Written exercise 1
Copy the listing's lines exactly, from the line containing "222, 84, 238]" through the line containing "325, 1102, 341]", including both of those lines.

Excerpt provided
━━━━━━━━━━━━━━━━━━━━

Gateway champion

NCAA Division I-AA Semifinal, L 14–42 at Georgia Southern
- Conference: Gateway Football Conference

Ranking
- Sports Network: No. 4
- Record: 11–3 (5–1 Gateway)
- Head coach: Randy Ball (9th season);
- Home stadium: Hanson Field

= 1998 Western Illinois Leathernecks football team =

American college football season

The 1998 Western Illinois Leathernecks football team represented Western Illinois University as a member of the Gateway Football Conference during the 1998 NCAA Division I-AA football season. They were led by ninth-year head coach Randy Ball and played their home games at Hanson Field. The Leathernecks finished the season with an 11–3 record overall and a 5–1 record in conference play, making them conference champions. The team received an automatic bid to the NCAA Division I-AA Football Championship playoffs, where they defeated Montana and Florida A&M before losing to Georgia Southern in the semifinals. The team was ranked No. 4 in The Sports Network's postseason ranking of Division I-AA.

━━━━━━━━━━━━━━━━━━━━

Dataset records
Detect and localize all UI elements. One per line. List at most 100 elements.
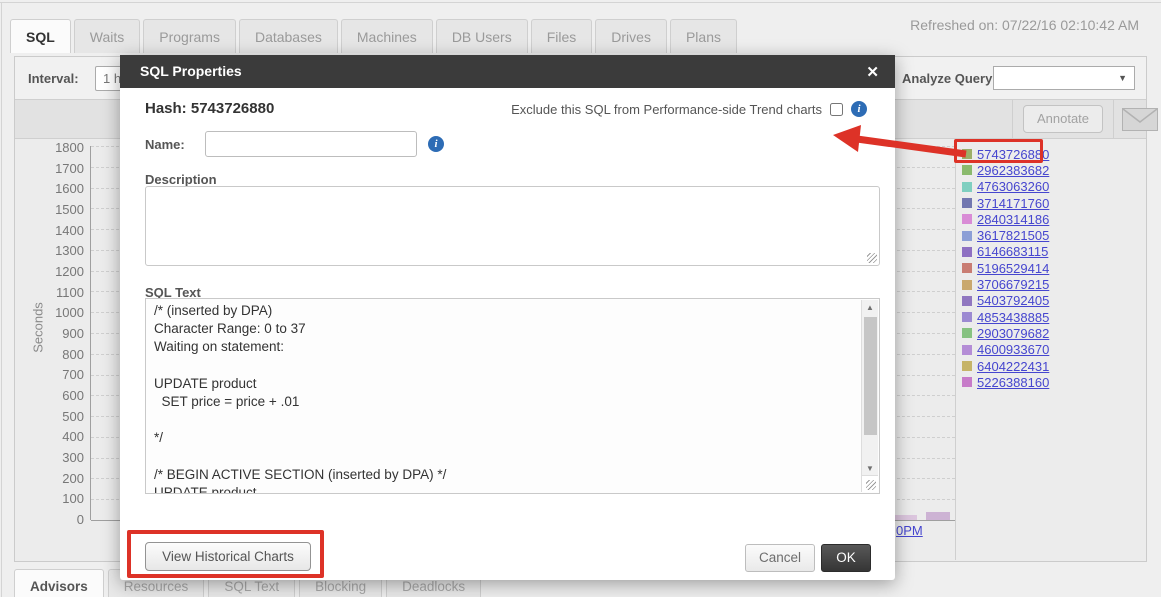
y-tick-label: 1400	[55, 222, 84, 238]
exclude-checkbox[interactable]	[830, 102, 843, 116]
legend-item: 3706679215	[962, 276, 1102, 292]
legend-swatch-icon	[962, 149, 972, 160]
tab-drives[interactable]: Drives	[595, 19, 667, 53]
tab-waits[interactable]: Waits	[73, 19, 141, 53]
chart-bar-segment	[893, 515, 917, 520]
legend-item: 2962383682	[962, 162, 1102, 178]
legend-swatch-icon	[962, 279, 972, 290]
y-axis-labels: 1800 1700 1600 1500 1400 1300 1200 1100 1000 900 8…	[40, 139, 84, 529]
resize-grip-icon[interactable]	[866, 480, 876, 490]
legend-hash-link[interactable]: 3706679215	[977, 277, 1049, 292]
y-tick-label: 700	[62, 367, 84, 383]
legend-item: 2903079682	[962, 325, 1102, 341]
y-tick-label: 1000	[55, 305, 84, 321]
description-textarea[interactable]	[145, 186, 880, 266]
y-tick-label: 1200	[55, 263, 84, 279]
scrollbar[interactable]: ▲ ▼	[861, 300, 878, 476]
legend-hash-link[interactable]: 5226388160	[977, 375, 1049, 390]
y-tick-label: 300	[62, 449, 84, 465]
legend-hash-link[interactable]: 4600933670	[977, 342, 1049, 357]
legend-item: 4600933670	[962, 342, 1102, 358]
page-left-border	[1, 2, 2, 597]
info-icon[interactable]: i	[428, 136, 444, 152]
y-tick-label: 400	[62, 429, 84, 445]
resize-corner[interactable]	[861, 475, 878, 492]
legend-swatch-icon	[962, 312, 972, 323]
chevron-down-icon: ▼	[1118, 73, 1127, 83]
dialog-title: SQL Properties	[120, 55, 895, 88]
legend-hash-link[interactable]: 5743726880	[977, 147, 1049, 162]
view-historical-charts-button[interactable]: View Historical Charts	[145, 542, 311, 571]
tab-db-users[interactable]: DB Users	[435, 19, 528, 53]
legend-hash-link[interactable]: 5403792405	[977, 293, 1049, 308]
legend-swatch-icon	[962, 263, 972, 274]
legend-swatch-icon	[962, 214, 972, 225]
close-icon[interactable]: ✕	[866, 63, 879, 81]
scroll-down-icon[interactable]: ▼	[862, 464, 878, 473]
tab-sql[interactable]: SQL	[10, 19, 71, 53]
legend-item: 4763063260	[962, 179, 1102, 195]
legend-hash-link[interactable]: 2962383682	[977, 163, 1049, 178]
legend-hash-link[interactable]: 4763063260	[977, 179, 1049, 194]
legend-swatch-icon	[962, 295, 972, 306]
legend-hash-link[interactable]: 2840314186	[977, 212, 1049, 227]
refreshed-timestamp: Refreshed on: 07/22/16 02:10:42 AM	[910, 17, 1139, 33]
hash-label: Hash:	[145, 100, 187, 117]
x-axis-time-link[interactable]: 0PM	[896, 523, 923, 538]
legend-swatch-icon	[962, 230, 972, 241]
legend-swatch-icon	[962, 377, 972, 388]
legend-hash-link[interactable]: 2903079682	[977, 326, 1049, 341]
tab-plans[interactable]: Plans	[669, 19, 737, 53]
legend-swatch-icon	[962, 246, 972, 257]
tab-machines[interactable]: Machines	[340, 19, 433, 53]
sql-text-area[interactable]: /* (inserted by DPA) Character Range: 0 …	[145, 298, 880, 494]
legend-item: 2840314186	[962, 211, 1102, 227]
legend-swatch-icon	[962, 344, 972, 355]
scroll-up-icon[interactable]: ▲	[862, 303, 878, 312]
email-envelope-icon[interactable]	[1122, 108, 1158, 134]
legend-hash-link[interactable]: 6146683115	[977, 244, 1048, 259]
sql-properties-dialog: SQL Properties ✕ Hash: 5743726880 Exclud…	[120, 55, 895, 580]
y-tick-label: 1500	[55, 201, 84, 217]
resize-grip-icon[interactable]	[867, 253, 877, 263]
tab-files[interactable]: Files	[530, 19, 593, 53]
exclude-label: Exclude this SQL from Performance-side T…	[511, 101, 822, 117]
legend-item: 5226388160	[962, 374, 1102, 390]
name-input[interactable]	[205, 131, 417, 157]
interval-label: Interval:	[28, 71, 79, 86]
analyze-query-select[interactable]: ▼	[993, 66, 1135, 90]
y-tick-label: 1700	[55, 160, 84, 176]
y-tick-label: 1800	[55, 140, 84, 155]
description-label: Description	[145, 172, 217, 187]
name-label: Name:	[145, 137, 185, 152]
y-tick-label: 1300	[55, 243, 84, 259]
y-tick-label: 800	[62, 346, 84, 362]
legend-swatch-icon	[962, 181, 972, 192]
legend-hash-link[interactable]: 3714171760	[977, 196, 1049, 211]
y-tick-label: 900	[62, 325, 84, 341]
band-divider	[1113, 100, 1114, 139]
cancel-button[interactable]: Cancel	[745, 544, 815, 572]
legend-hash-link[interactable]: 5196529414	[977, 261, 1049, 276]
hash-row: Hash: 5743726880	[145, 100, 274, 117]
y-tick-label: 600	[62, 387, 84, 403]
annotate-button[interactable]: Annotate	[1023, 105, 1103, 133]
tab-databases[interactable]: Databases	[238, 19, 338, 53]
info-icon[interactable]: i	[851, 101, 867, 117]
legend-hash-link[interactable]: 3617821505	[977, 228, 1049, 243]
hash-value: 5743726880	[190, 100, 275, 117]
chart-legend: 5743726880 2962383682 4763063260 3714171760…	[962, 146, 1102, 390]
y-tick-label: 100	[62, 491, 84, 507]
legend-hash-link[interactable]: 4853438885	[977, 310, 1049, 325]
exclude-row: Exclude this SQL from Performance-side T…	[511, 101, 867, 117]
legend-item: 3617821505	[962, 227, 1102, 243]
legend-swatch-icon	[962, 198, 972, 209]
legend-item: 5743726880	[962, 146, 1102, 162]
tab-programs[interactable]: Programs	[143, 19, 236, 53]
ok-button[interactable]: OK	[821, 544, 871, 572]
legend-hash-link[interactable]: 6404222431	[977, 359, 1049, 374]
y-tick-label: 0	[76, 511, 84, 527]
scrollbar-thumb[interactable]	[864, 317, 877, 435]
tab-advisors[interactable]: Advisors	[14, 569, 104, 597]
chart-bar-segment	[926, 512, 950, 520]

━━━━━━━━━━━━━━━━━━━━

Written exercise 2
Rewrite the stretch from "The 1998 Western" through "of Division I-AA." in the passage about the 1998 Western Illinois Leathernecks football team, swapping "Hanson Field" for "Memorial Stadium".

Final result 1
y-tick-label: 1400	[55, 222, 84, 238]
exclude-checkbox[interactable]	[830, 102, 843, 116]
legend-item: 3706679215	[962, 276, 1102, 292]
legend-swatch-icon	[962, 149, 972, 160]
tab-drives[interactable]: Drives	[595, 19, 667, 53]
tab-waits[interactable]: Waits	[73, 19, 141, 53]
chart-bar-segment	[893, 515, 917, 520]
legend-item: 2962383682	[962, 162, 1102, 178]
legend-swatch-icon	[962, 279, 972, 290]
y-axis-labels: 1800 1700 1600 1500 1400 1300 1200 1100 1000 900 8…	[40, 139, 84, 529]
resize-grip-icon[interactable]	[866, 480, 876, 490]
legend-hash-link[interactable]: 3706679215	[977, 277, 1049, 292]
y-tick-label: 700	[62, 367, 84, 383]
legend-item: 2903079682	[962, 325, 1102, 341]

Final result 2
The 1998 Western Illinois Leathernecks football team represented Western Illinois University as a member of the Gateway Football Conference during the 1998 NCAA Division I-AA football season. They were led by ninth-year head coach Randy Ball and played their home games at Memorial Stadium. The Leathernecks finished the season with an 11–3 record overall and a 5–1 record in conference play, making them conference champions. The team received an automatic bid to the NCAA Division I-AA Football Championship playoffs, where they defeated Montana and Florida A&M before losing to Georgia Southern in the semifinals. The team was ranked No. 4 in The Sports Network's postseason ranking of Division I-AA.